## DIRECTIVE
Extract every line from the records below that contains the word "разрешения".

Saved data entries
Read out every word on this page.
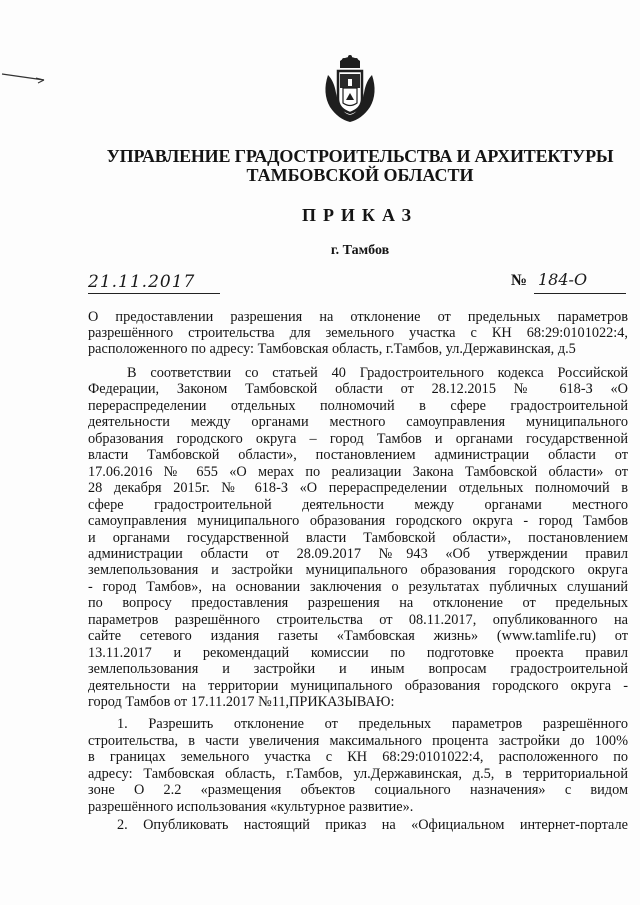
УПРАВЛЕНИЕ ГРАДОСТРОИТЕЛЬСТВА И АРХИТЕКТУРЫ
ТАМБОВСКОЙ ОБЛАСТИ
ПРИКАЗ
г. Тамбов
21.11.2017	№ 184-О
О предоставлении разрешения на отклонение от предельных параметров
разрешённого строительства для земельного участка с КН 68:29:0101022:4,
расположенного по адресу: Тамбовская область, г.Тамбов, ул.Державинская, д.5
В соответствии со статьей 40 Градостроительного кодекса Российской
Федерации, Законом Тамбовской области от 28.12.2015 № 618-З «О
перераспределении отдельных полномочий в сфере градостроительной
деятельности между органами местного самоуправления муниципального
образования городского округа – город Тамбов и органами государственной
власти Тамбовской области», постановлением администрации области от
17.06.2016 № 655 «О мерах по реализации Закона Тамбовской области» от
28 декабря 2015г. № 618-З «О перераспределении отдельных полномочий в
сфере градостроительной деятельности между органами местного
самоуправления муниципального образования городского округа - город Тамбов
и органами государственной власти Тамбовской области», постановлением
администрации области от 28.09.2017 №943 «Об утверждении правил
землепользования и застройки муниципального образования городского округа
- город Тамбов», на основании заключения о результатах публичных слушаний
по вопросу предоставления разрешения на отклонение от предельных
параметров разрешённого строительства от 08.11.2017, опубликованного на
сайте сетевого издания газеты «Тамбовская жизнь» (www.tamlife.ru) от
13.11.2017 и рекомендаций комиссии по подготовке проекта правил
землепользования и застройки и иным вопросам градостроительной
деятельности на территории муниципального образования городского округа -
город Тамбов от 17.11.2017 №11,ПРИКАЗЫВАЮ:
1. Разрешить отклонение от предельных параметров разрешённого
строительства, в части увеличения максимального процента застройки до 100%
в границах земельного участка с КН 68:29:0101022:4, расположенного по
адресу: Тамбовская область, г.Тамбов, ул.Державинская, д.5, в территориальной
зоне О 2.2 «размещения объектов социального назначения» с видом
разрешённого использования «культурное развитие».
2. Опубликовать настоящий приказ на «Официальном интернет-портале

...

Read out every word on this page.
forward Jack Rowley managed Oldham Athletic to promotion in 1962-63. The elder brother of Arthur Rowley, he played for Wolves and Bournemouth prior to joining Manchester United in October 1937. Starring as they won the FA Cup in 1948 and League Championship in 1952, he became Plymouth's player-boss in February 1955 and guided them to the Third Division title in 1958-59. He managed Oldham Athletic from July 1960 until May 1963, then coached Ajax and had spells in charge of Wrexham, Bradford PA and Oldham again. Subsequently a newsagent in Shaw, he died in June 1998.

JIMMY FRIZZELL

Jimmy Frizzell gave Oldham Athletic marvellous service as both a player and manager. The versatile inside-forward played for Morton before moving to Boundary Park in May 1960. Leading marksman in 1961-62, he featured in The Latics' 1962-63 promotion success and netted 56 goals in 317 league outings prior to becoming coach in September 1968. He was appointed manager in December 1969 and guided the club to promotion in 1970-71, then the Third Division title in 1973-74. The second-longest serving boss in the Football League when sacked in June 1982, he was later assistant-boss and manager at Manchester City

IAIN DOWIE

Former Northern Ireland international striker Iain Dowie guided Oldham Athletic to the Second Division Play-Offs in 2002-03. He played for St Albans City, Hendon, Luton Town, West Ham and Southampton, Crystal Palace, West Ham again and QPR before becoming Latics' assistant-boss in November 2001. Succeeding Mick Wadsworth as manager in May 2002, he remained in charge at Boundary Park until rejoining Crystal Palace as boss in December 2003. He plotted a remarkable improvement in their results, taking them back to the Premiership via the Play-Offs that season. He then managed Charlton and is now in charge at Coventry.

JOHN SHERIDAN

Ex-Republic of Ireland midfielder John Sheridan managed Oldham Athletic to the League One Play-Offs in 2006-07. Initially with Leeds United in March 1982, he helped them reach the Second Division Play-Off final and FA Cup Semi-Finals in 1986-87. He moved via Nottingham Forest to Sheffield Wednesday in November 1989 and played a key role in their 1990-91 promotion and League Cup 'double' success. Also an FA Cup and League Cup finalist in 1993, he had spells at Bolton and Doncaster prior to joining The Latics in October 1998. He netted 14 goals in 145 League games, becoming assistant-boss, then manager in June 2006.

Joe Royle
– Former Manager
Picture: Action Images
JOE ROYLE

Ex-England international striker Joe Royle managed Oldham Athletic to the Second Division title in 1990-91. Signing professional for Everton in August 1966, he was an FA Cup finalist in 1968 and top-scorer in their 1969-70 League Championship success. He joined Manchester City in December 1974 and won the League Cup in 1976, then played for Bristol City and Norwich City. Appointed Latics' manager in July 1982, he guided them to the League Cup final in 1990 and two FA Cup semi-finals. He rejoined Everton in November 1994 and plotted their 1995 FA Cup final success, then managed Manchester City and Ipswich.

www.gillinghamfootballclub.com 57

==

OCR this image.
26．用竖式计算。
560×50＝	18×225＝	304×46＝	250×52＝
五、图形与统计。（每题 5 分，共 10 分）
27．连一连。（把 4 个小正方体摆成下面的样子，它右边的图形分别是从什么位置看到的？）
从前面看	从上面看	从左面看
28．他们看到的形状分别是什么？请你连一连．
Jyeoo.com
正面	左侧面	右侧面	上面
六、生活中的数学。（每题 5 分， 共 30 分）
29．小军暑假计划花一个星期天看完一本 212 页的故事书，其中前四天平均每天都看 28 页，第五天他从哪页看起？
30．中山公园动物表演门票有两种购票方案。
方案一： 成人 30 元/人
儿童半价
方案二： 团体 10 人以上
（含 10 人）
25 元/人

## PROBLEM SOLUTION
О предоставлении разрешения на отклонение от предельных параметров
по вопросу предоставления разрешения на отклонение от предельных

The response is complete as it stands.